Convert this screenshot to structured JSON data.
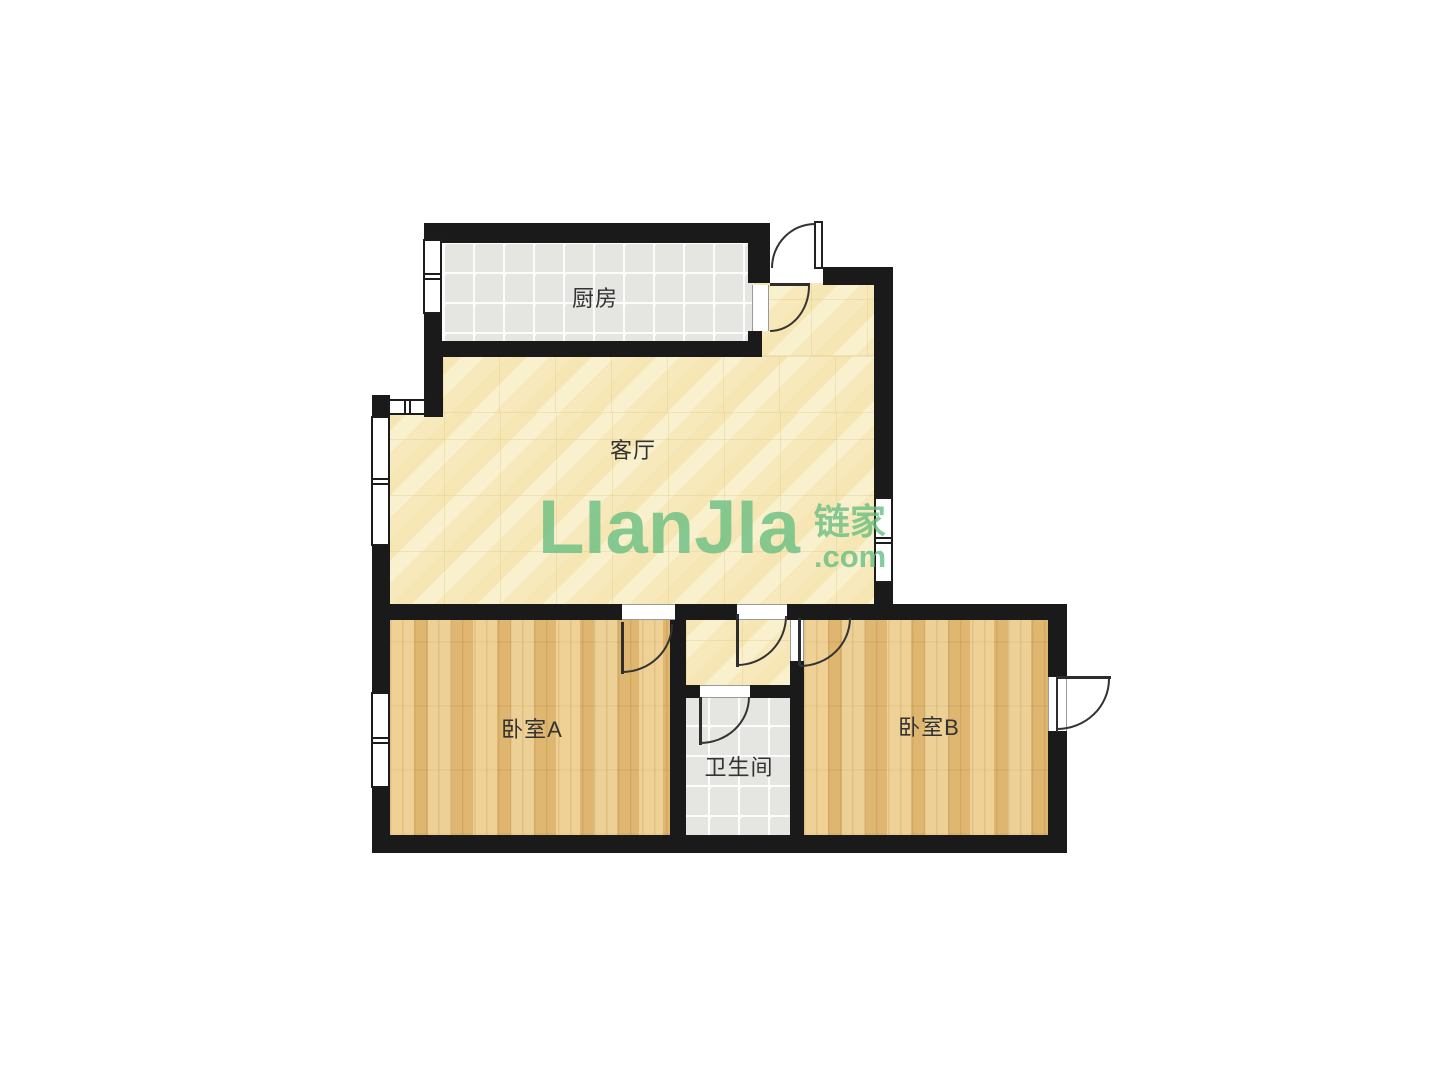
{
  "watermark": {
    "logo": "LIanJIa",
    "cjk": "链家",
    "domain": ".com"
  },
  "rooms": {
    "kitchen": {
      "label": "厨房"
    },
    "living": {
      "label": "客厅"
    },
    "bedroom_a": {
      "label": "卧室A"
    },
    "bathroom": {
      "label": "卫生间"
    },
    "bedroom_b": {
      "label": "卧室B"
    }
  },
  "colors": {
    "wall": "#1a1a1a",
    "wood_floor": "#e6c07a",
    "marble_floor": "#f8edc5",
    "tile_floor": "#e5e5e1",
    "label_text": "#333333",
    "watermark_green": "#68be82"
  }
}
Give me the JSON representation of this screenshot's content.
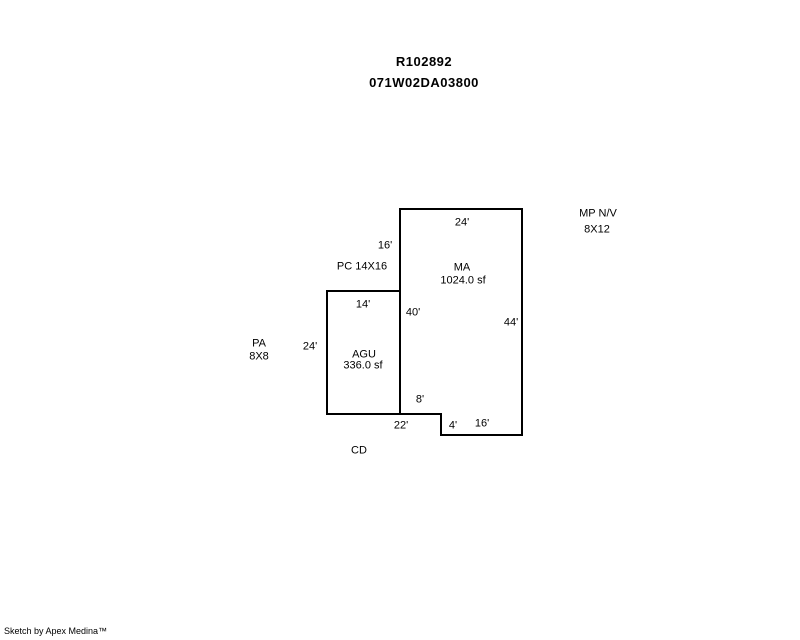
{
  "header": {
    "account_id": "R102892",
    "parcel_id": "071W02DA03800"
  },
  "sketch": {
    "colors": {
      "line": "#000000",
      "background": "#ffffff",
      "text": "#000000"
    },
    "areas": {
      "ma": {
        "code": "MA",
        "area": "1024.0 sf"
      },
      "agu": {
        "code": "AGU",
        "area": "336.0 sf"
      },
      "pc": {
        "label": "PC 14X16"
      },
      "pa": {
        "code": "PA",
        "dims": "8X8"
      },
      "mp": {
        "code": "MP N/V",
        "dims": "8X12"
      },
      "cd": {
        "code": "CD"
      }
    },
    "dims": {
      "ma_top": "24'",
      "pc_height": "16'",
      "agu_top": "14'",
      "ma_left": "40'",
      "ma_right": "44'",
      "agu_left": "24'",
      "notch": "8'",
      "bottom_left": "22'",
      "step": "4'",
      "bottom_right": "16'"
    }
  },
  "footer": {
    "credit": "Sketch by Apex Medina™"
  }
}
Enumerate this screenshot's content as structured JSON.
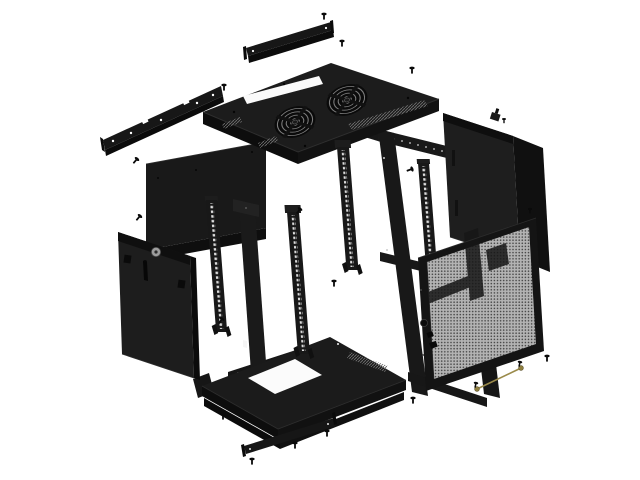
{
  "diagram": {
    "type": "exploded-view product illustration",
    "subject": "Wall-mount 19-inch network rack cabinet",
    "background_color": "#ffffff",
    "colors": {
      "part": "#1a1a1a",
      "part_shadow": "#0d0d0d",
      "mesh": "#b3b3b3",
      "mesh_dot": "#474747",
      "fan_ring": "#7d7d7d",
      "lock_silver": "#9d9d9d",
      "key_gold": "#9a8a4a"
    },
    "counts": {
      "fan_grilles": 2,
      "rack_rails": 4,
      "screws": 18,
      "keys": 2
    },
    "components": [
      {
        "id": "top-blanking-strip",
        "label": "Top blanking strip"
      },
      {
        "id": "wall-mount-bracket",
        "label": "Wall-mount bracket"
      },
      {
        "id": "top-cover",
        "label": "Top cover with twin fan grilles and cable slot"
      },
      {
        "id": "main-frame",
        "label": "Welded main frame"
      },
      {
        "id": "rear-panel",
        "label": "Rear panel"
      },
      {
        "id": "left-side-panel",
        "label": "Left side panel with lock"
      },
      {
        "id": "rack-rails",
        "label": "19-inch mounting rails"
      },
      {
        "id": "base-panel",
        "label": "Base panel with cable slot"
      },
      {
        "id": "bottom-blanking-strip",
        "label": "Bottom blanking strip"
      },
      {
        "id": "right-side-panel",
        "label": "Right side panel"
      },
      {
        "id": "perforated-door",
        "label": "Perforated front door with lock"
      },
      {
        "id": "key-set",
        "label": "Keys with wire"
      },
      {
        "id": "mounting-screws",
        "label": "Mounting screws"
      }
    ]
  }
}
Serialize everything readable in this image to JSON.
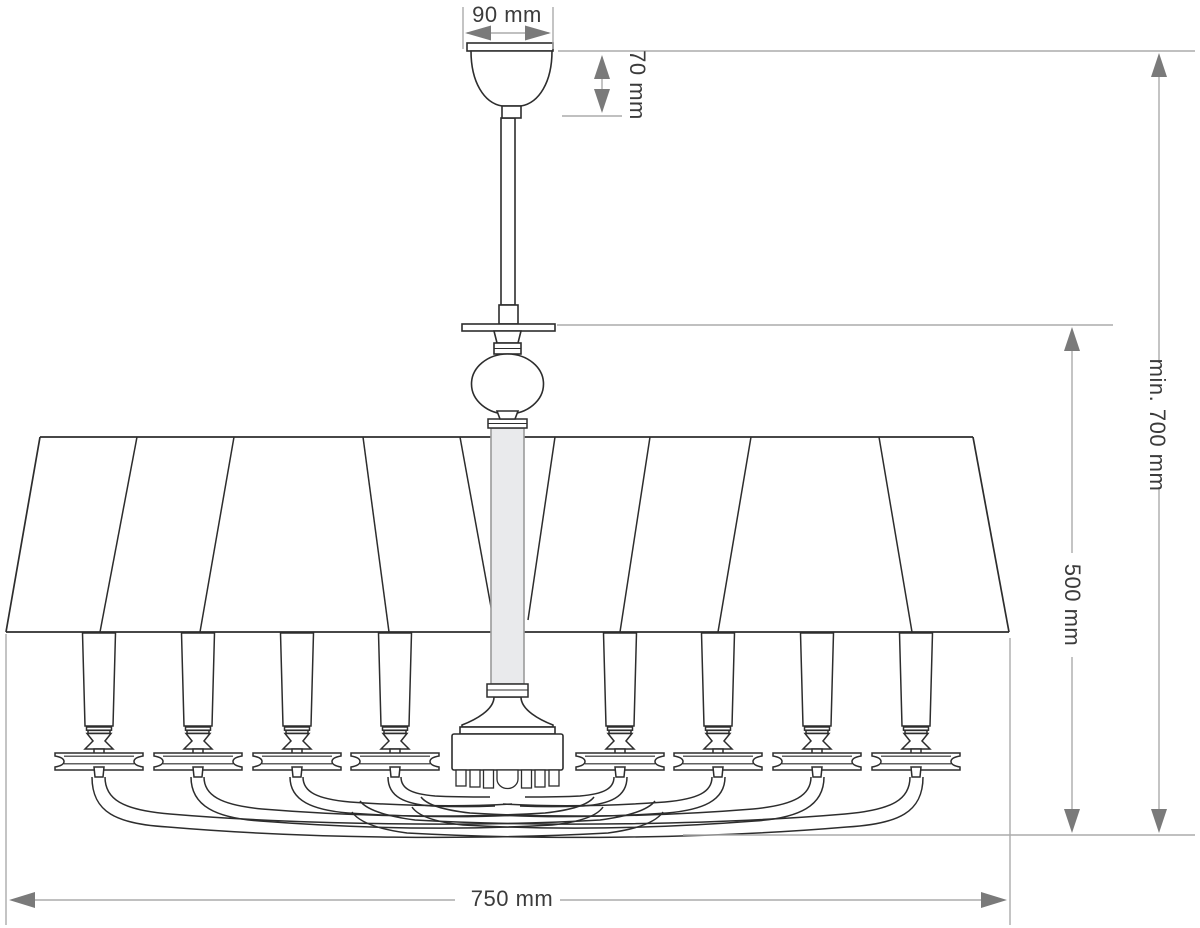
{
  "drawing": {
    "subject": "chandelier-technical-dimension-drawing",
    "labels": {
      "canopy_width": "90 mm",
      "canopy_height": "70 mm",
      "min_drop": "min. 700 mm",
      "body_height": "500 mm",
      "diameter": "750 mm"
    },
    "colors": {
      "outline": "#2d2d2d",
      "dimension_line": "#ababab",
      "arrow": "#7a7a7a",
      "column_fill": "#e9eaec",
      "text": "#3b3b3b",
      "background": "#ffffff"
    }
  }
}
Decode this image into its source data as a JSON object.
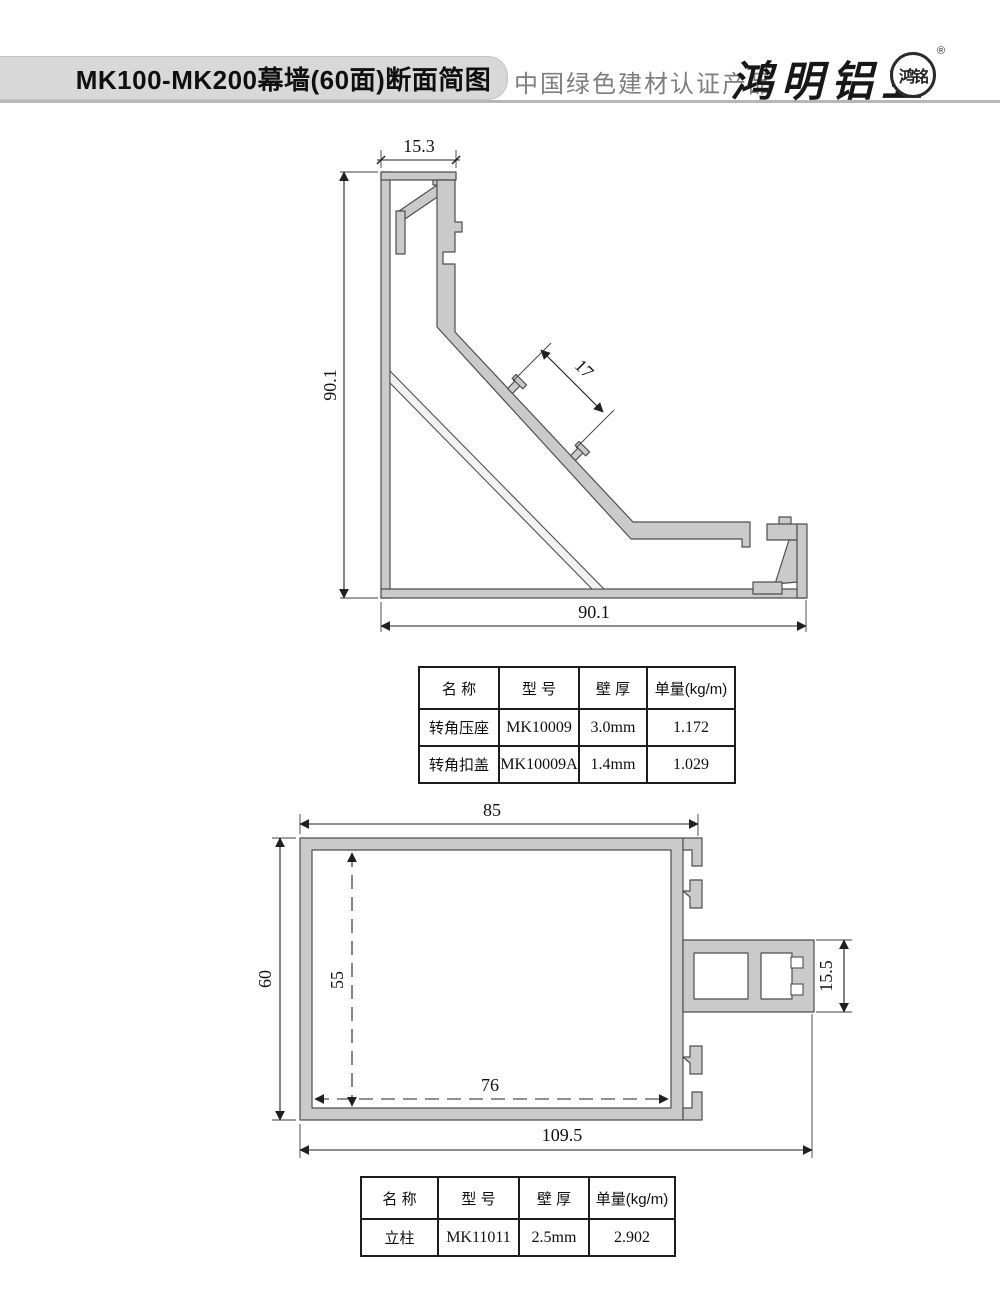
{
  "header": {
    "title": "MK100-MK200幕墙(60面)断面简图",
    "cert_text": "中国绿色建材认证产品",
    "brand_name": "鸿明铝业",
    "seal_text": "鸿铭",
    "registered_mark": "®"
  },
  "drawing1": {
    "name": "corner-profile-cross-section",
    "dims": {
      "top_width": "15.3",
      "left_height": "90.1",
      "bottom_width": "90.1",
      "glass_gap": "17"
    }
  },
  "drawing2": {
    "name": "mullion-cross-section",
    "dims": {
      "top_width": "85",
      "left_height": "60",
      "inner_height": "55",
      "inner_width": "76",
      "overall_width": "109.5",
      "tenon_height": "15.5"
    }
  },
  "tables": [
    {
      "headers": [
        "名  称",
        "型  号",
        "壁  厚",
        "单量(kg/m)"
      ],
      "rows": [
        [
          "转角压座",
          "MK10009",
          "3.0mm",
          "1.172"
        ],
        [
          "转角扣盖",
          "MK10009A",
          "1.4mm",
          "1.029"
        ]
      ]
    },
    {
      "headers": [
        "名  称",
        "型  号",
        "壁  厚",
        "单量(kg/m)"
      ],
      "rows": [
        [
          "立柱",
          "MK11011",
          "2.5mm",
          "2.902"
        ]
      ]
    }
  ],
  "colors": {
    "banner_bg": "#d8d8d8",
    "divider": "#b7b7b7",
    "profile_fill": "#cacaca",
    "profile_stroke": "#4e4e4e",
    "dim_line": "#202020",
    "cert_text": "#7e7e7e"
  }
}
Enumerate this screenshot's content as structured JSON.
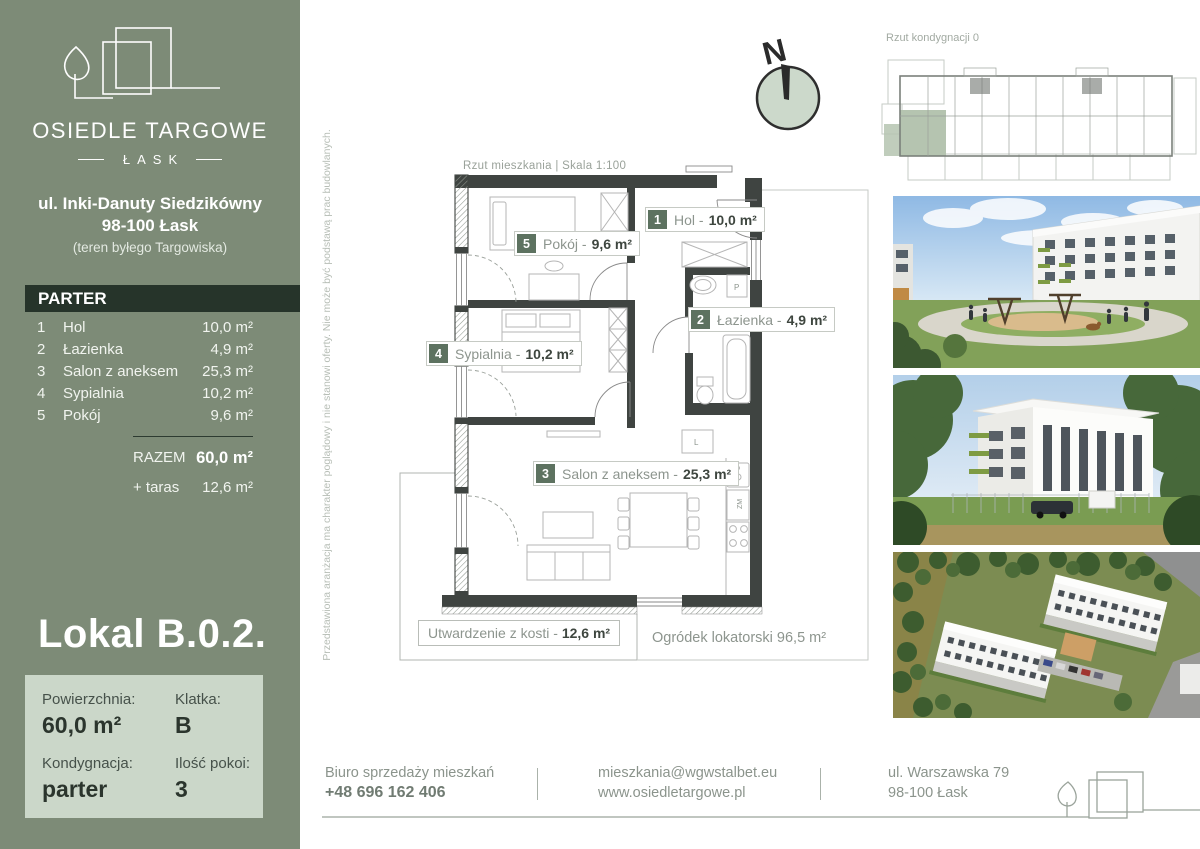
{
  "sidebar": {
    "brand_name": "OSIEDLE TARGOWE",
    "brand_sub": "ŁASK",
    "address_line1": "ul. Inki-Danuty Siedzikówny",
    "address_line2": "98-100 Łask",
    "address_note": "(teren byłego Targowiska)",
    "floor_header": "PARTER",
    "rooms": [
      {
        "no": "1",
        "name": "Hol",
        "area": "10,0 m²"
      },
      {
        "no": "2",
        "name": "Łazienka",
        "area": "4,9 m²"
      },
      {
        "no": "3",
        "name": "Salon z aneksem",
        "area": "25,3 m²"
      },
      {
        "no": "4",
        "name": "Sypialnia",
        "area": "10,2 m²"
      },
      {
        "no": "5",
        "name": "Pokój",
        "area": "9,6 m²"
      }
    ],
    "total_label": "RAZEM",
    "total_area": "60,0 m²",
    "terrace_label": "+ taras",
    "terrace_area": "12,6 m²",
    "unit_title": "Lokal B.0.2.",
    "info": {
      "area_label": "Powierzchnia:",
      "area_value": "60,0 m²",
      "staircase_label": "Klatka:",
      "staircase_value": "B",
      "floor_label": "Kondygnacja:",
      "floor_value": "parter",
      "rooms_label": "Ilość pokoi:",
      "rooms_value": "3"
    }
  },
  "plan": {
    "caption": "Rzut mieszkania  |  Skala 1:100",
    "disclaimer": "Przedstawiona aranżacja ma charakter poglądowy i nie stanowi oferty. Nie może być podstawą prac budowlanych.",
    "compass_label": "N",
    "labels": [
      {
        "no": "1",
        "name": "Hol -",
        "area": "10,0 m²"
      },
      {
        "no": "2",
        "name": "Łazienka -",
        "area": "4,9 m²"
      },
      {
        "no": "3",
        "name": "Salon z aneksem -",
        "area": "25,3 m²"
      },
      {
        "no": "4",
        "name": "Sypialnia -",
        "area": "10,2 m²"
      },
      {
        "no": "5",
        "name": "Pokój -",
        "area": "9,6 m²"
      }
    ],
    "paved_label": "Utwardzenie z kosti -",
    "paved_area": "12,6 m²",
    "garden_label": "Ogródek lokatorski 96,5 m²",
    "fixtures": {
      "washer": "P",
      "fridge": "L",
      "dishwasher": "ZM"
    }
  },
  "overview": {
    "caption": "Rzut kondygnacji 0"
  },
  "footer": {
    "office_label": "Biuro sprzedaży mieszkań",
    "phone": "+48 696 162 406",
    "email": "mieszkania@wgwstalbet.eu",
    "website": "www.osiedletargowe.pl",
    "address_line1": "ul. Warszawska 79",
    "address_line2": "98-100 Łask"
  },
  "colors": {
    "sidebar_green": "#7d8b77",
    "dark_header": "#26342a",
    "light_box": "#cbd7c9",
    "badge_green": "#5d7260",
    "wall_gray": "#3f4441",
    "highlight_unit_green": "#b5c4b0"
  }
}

------------------------------------------------

→ **TO BE DONE**
In the records above, locate the lines holding the word "Salon". Copy each of them.

→ **ANSWER FOR THIS EXERCISE**
        "name": "Salon z aneksem",
        "name": "Salon z aneksem -",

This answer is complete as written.